• [Brief]: Select, from the material below, each line with "mesajelor" in it.
— start of Given data —
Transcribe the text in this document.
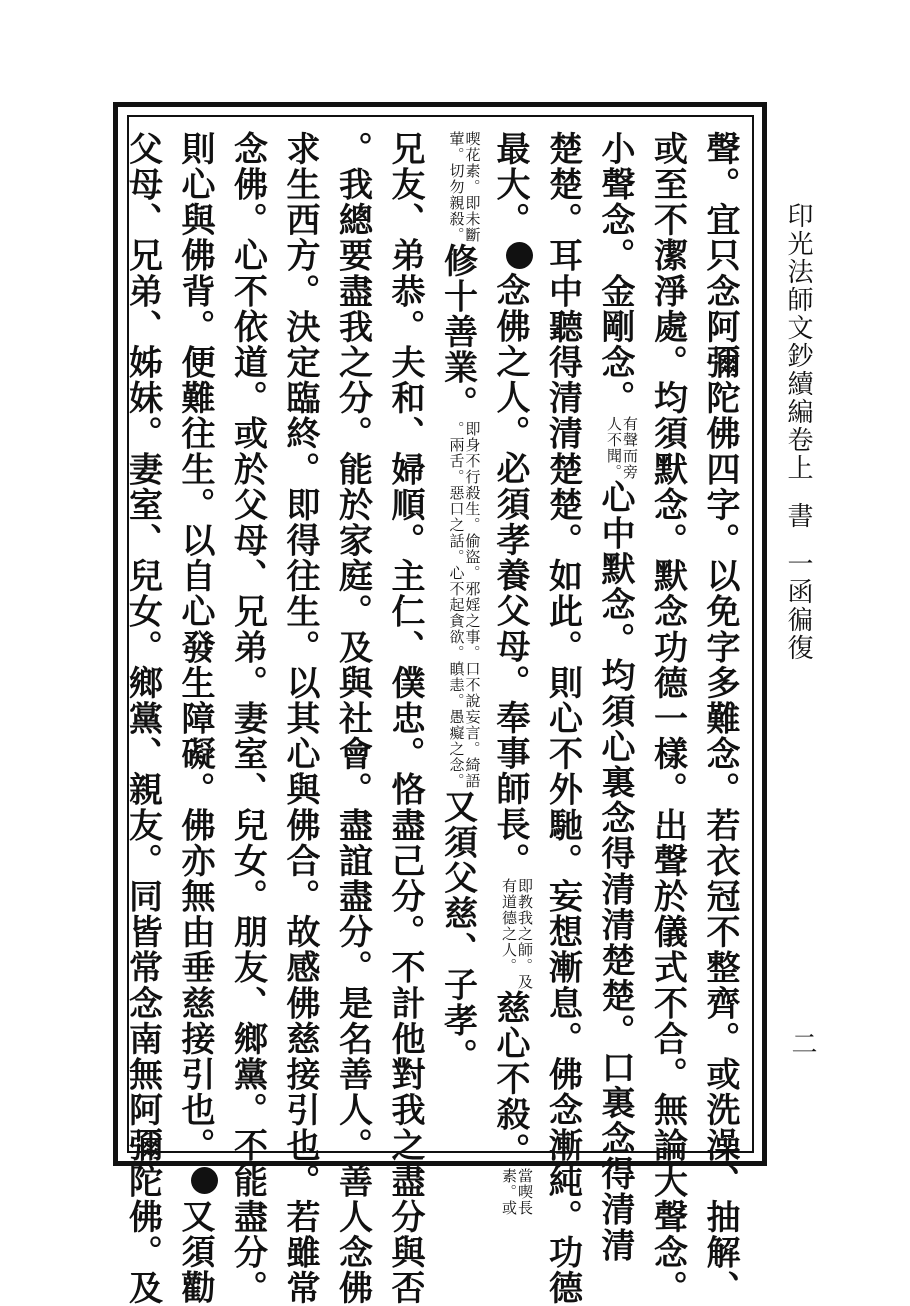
印光法師文鈔續編卷上書一函徧復
二
聲。宜只念阿彌陀佛四字。以免字多難念。若衣冠不整齊。或洗澡、抽解、
或至不潔淨處。均須默念。默念功德一樣。出聲於儀式不合。無論大聲念。
小聲念。金剛念。
有聲而旁
人不聞。
心中默念。均須心裏念得清清楚楚。口裏念得清清
楚楚。耳中聽得清清楚楚。如此。則心不外馳。妄想漸息。佛念漸純。功德
最大。念佛之人。必須孝養父母。奉事師長。
即教我之師。及
有道德之人。
慈心不殺。
當喫長
素。或
喫花素。即未斷
葷。切勿親殺。
修十善業。
即身不行殺生。偷盜。邪婬之事。口不說妄言。綺語
。兩舌。惡口之話。心不起貪欲。瞋恚。愚癡之念。
又須父慈、子孝。
兄友、弟恭。夫和、婦順。主仁、僕忠。恪盡己分。不計他對我之盡分與否
。我總要盡我之分。能於家庭。及與社會。盡誼盡分。是名善人。善人念佛
求生西方。決定臨終。即得往生。以其心與佛合。故感佛慈接引也。若雖常
念佛。心不依道。或於父母、兄弟。妻室、兒女。朋友、鄉黨。不能盡分。
則心與佛背。便難往生。以自心發生障礙。佛亦無由垂慈接引也。又須勸
父母、兄弟、姊妹。妻室、兒女。鄉黨、親友。同皆常念南無阿彌陀佛。及
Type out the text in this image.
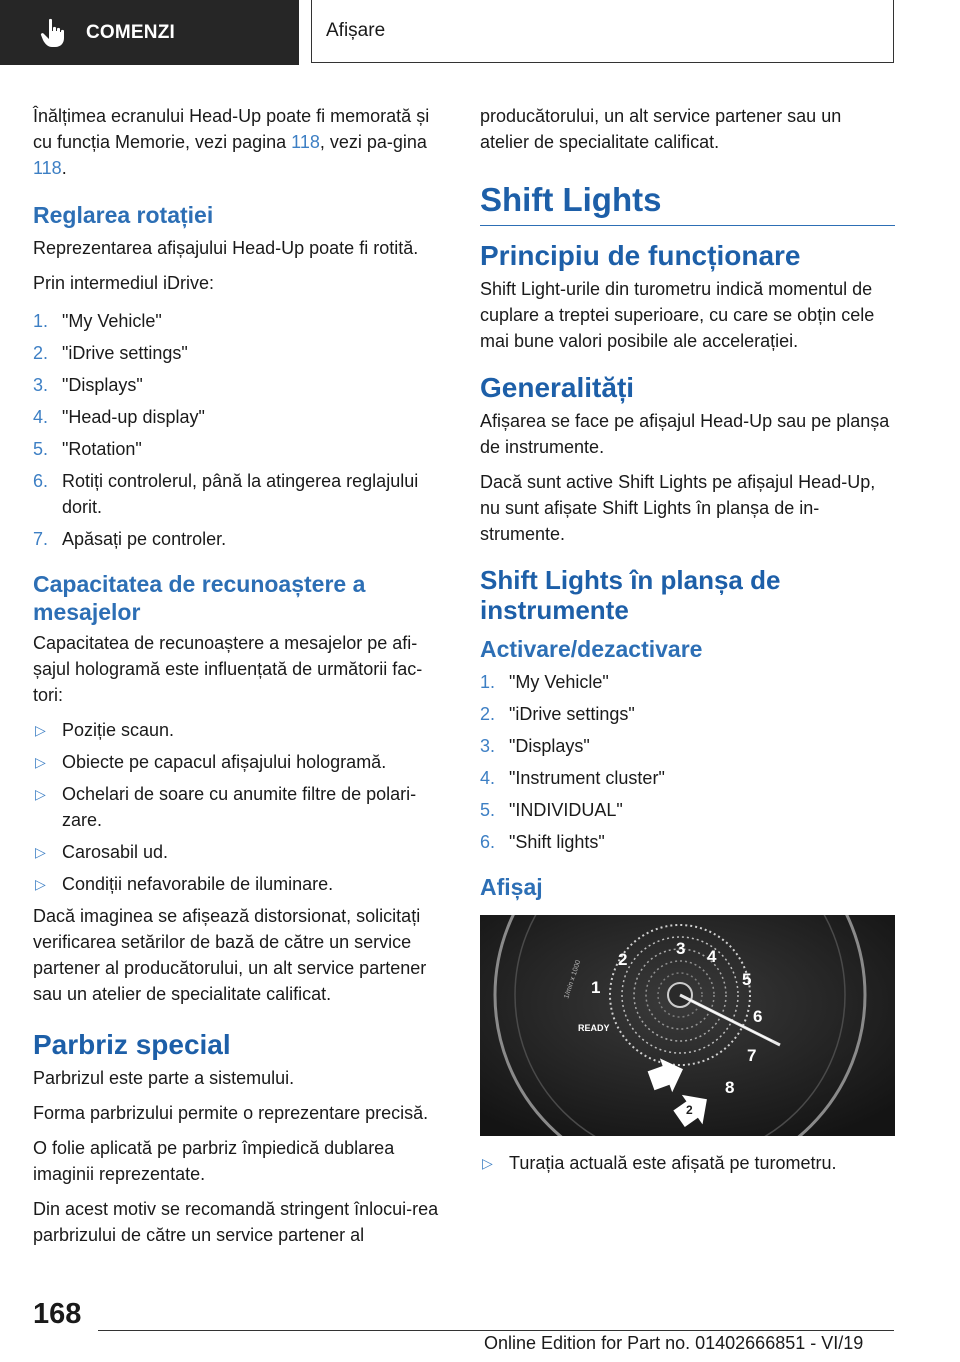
COMENZI	Afișare

Înălțimea ecranului Head-Up poate fi memorată și cu funcția Memorie, vezi pagina 118, vezi pa-gina 118.

Reglarea rotației

Reprezentarea afișajului Head-Up poate fi rotită.

Prin intermediul iDrive:

1. "My Vehicle"
2. "iDrive settings"
3. "Displays"
4. "Head-up display"
5. "Rotation"
6. Rotiți controlerul, până la atingerea reglajului dorit.
7. Apăsați pe controler.
Capacitatea de recunoaștere a mesajelor

Capacitatea de recunoaștere a mesajelor pe afi-șajul hologramă este influențată de următorii fac-tori:

▷ Poziție scaun.
▷ Obiecte pe capacul afișajului hologramă.
▷ Ochelari de soare cu anumite filtre de polari-zare.
▷ Carosabil ud.
▷ Condiții nefavorabile de iluminare.

Dacă imaginea se afișează distorsionat, solicitați verificarea setărilor de bază de către un service partener al producătorului, un alt service partener sau un atelier de specialitate calificat.

Parbriz special

Parbrizul este parte a sistemului.

Forma parbrizului permite o reprezentare precisă.

O folie aplicată pe parbriz împiedică dublarea imaginii reprezentate.

Din acest motiv se recomandă stringent înlocui-rea parbrizului de către un service partener al

producătorului, un alt service partener sau un atelier de specialitate calificat.

Shift Lights
Principiu de funcționare

Shift Light-urile din turometru indică momentul de cuplare a treptei superioare, cu care se obțin cele mai bune valori posibile ale accelerației.

Generalități

Afișarea se face pe afișajul Head-Up sau pe planșa de instrumente.

Dacă sunt active Shift Lights pe afișajul Head-Up, nu sunt afișate Shift Lights în planșa de in-strumente.

Shift Lights în planșa de instrumente
Activare/dezactivare
1. "My Vehicle"
2. "iDrive settings"
3. "Displays"
4. "Instrument cluster"
5. "INDIVIDUAL"
6. "Shift lights"
Afișaj
1
2
3 4
5
6
7
8
READY
1/min x 1000
2
▷ Turația actuală este afișată pe turometru.
168
Online Edition for Part no. 01402666851 - VI/19
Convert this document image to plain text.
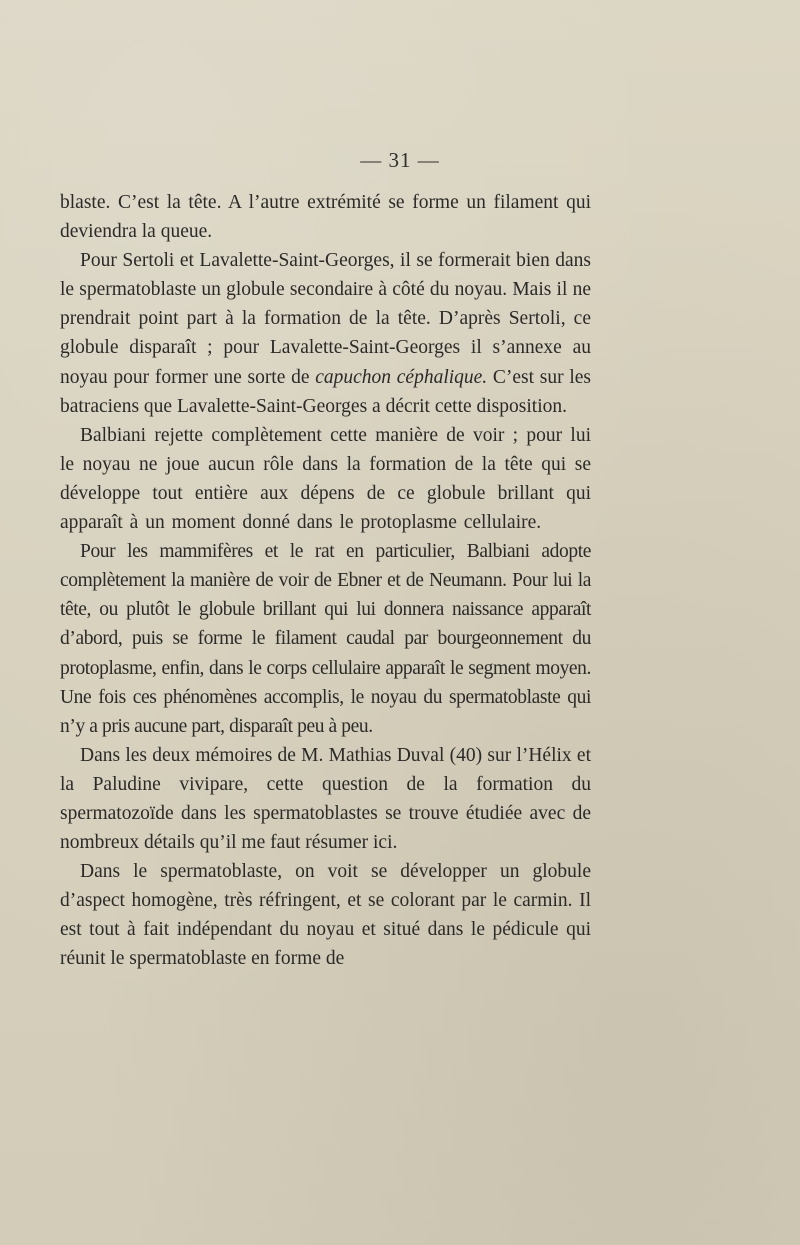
— 31 —

blaste. C’est la tête. A l’autre extrémité se forme un filament qui deviendra la queue.

Pour Sertoli et Lavalette-Saint-Georges, il se formerait bien dans le spermatoblaste un globule secondaire à côté du noyau. Mais il ne prendrait point part à la formation de la tête. D’après Sertoli, ce globule disparaît ; pour Lavalette-Saint-Georges il s’annexe au noyau pour former une sorte de capuchon céphalique. C’est sur les batraciens que Lavalette-Saint-Georges a décrit cette disposition.

Balbiani rejette complètement cette manière de voir ; pour lui le noyau ne joue aucun rôle dans la formation de la tête qui se développe tout entière aux dépens de ce globule brillant qui apparaît à un moment donné dans le protoplasme cellulaire.

Pour les mammifères et le rat en particulier, Balbiani adopte complètement la manière de voir de Ebner et de Neumann. Pour lui la tête, ou plutôt le globule brillant qui lui donnera naissance apparaît d’abord, puis se forme le filament caudal par bourgeonnement du protoplasme, enfin, dans le corps cellulaire apparaît le segment moyen. Une fois ces phénomènes accomplis, le noyau du spermatoblaste qui n’y a pris aucune part, disparaît peu à peu.

Dans les deux mémoires de M. Mathias Duval (40) sur l’Hélix et la Paludine vivipare, cette question de la formation du spermatozoïde dans les spermatoblastes se trouve étudiée avec de nombreux détails qu’il me faut résumer ici.

Dans le spermatoblaste, on voit se développer un globule d’aspect homogène, très réfringent, et se colorant par le carmin. Il est tout à fait indépendant du noyau et situé dans le pédicule qui réunit le spermatoblaste en forme de
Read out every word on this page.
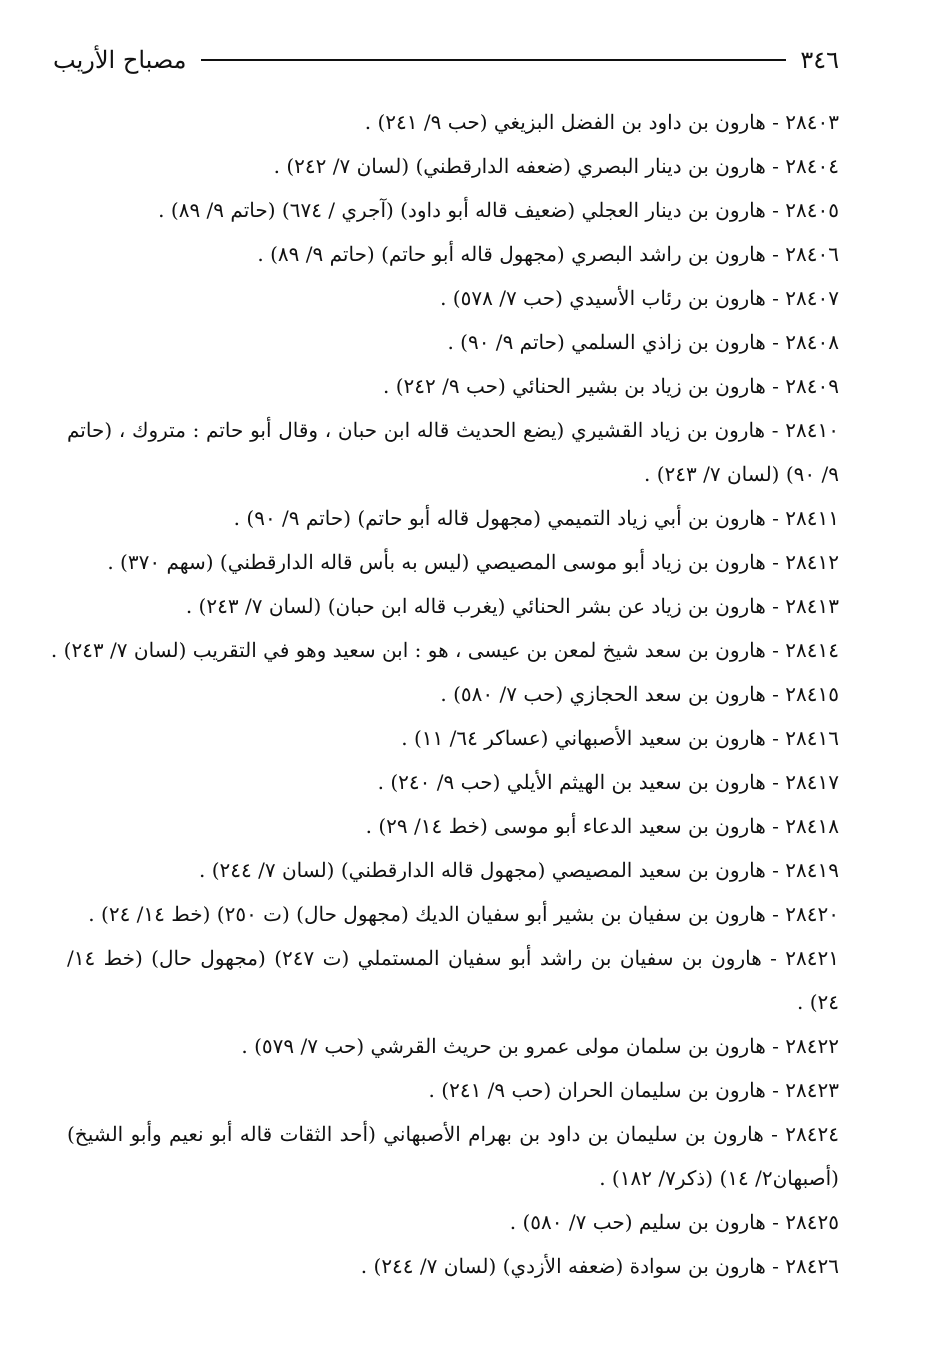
٣٤٦
مصباح الأريب

٢٨٤٠٣ - هارون بن داود بن الفضل البزيغي (حب ٩/ ٢٤١) .

٢٨٤٠٤ - هارون بن دينار البصري (ضعفه الدارقطني) (لسان ٧/ ٢٤٢) .

٢٨٤٠٥ - هارون بن دينار العجلي (ضعيف قاله أبو داود) (آجري / ٦٧٤) (حاتم ٩/ ٨٩) .

٢٨٤٠٦ - هارون بن راشد البصري (مجهول قاله أبو حاتم) (حاتم ٩/ ٨٩) .

٢٨٤٠٧ - هارون بن رئاب الأسيدي (حب ٧/ ٥٧٨) .

٢٨٤٠٨ - هارون بن زاذي السلمي (حاتم ٩/ ٩٠) .

٢٨٤٠٩ - هارون بن زياد بن بشير الحنائي (حب ٩/ ٢٤٢) .

٢٨٤١٠ - هارون بن زياد القشيري (يضع الحديث قاله ابن حبان ، وقال أبو حاتم : متروك ، (حاتم ٩/ ٩٠) (لسان ٧/ ٢٤٣) .

٢٨٤١١ - هارون بن أبي زياد التميمي (مجهول قاله أبو حاتم) (حاتم ٩/ ٩٠) .

٢٨٤١٢ - هارون بن زياد أبو موسى المصيصي (ليس به بأس قاله الدارقطني) (سهم ٣٧٠) .

٢٨٤١٣ - هارون بن زياد عن بشر الحنائي (يغرب قاله ابن حبان) (لسان ٧/ ٢٤٣) .

٢٨٤١٤ - هارون بن سعد شيخ لمعن بن عيسى ، هو : ابن سعيد وهو في التقريب (لسان ٧/ ٢٤٣) .

٢٨٤١٥ - هارون بن سعد الحجازي (حب ٧/ ٥٨٠) .

٢٨٤١٦ - هارون بن سعيد الأصبهاني (عساكر ٦٤/ ١١) .

٢٨٤١٧ - هارون بن سعيد بن الهيثم الأيلي (حب ٩/ ٢٤٠) .

٢٨٤١٨ - هارون بن سعيد الدعاء أبو موسى (خط ١٤/ ٢٩) .

٢٨٤١٩ - هارون بن سعيد المصيصي (مجهول قاله الدارقطني) (لسان ٧/ ٢٤٤) .

٢٨٤٢٠ - هارون بن سفيان بن بشير أبو سفيان الديك (مجهول حال) (ت ٢٥٠) (خط ١٤/ ٢٤) .

٢٨٤٢١ - هارون بن سفيان بن راشد أبو سفيان المستملي (ت ٢٤٧) (مجهول حال) (خط ١٤/ ٢٤) .

٢٨٤٢٢ - هارون بن سلمان مولى عمرو بن حريث القرشي (حب ٧/ ٥٧٩) .

٢٨٤٢٣ - هارون بن سليمان الحران (حب ٩/ ٢٤١) .

٢٨٤٢٤ - هارون بن سليمان بن داود بن بهرام الأصبهاني (أحد الثقات قاله أبو نعيم وأبو الشيخ) (أصبهان٢/ ١٤) (ذكر٧/ ١٨٢) .

٢٨٤٢٥ - هارون بن سليم (حب ٧/ ٥٨٠) .

٢٨٤٢٦ - هارون بن سوادة (ضعفه الأزدي) (لسان ٧/ ٢٤٤) .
— end of Given data —
• [Reply]:
Capacitatea de recunoaștere a mesajelor
Capacitatea de recunoaștere a mesajelor pe afi-șajul hologramă este influențată de următorii fac-tori:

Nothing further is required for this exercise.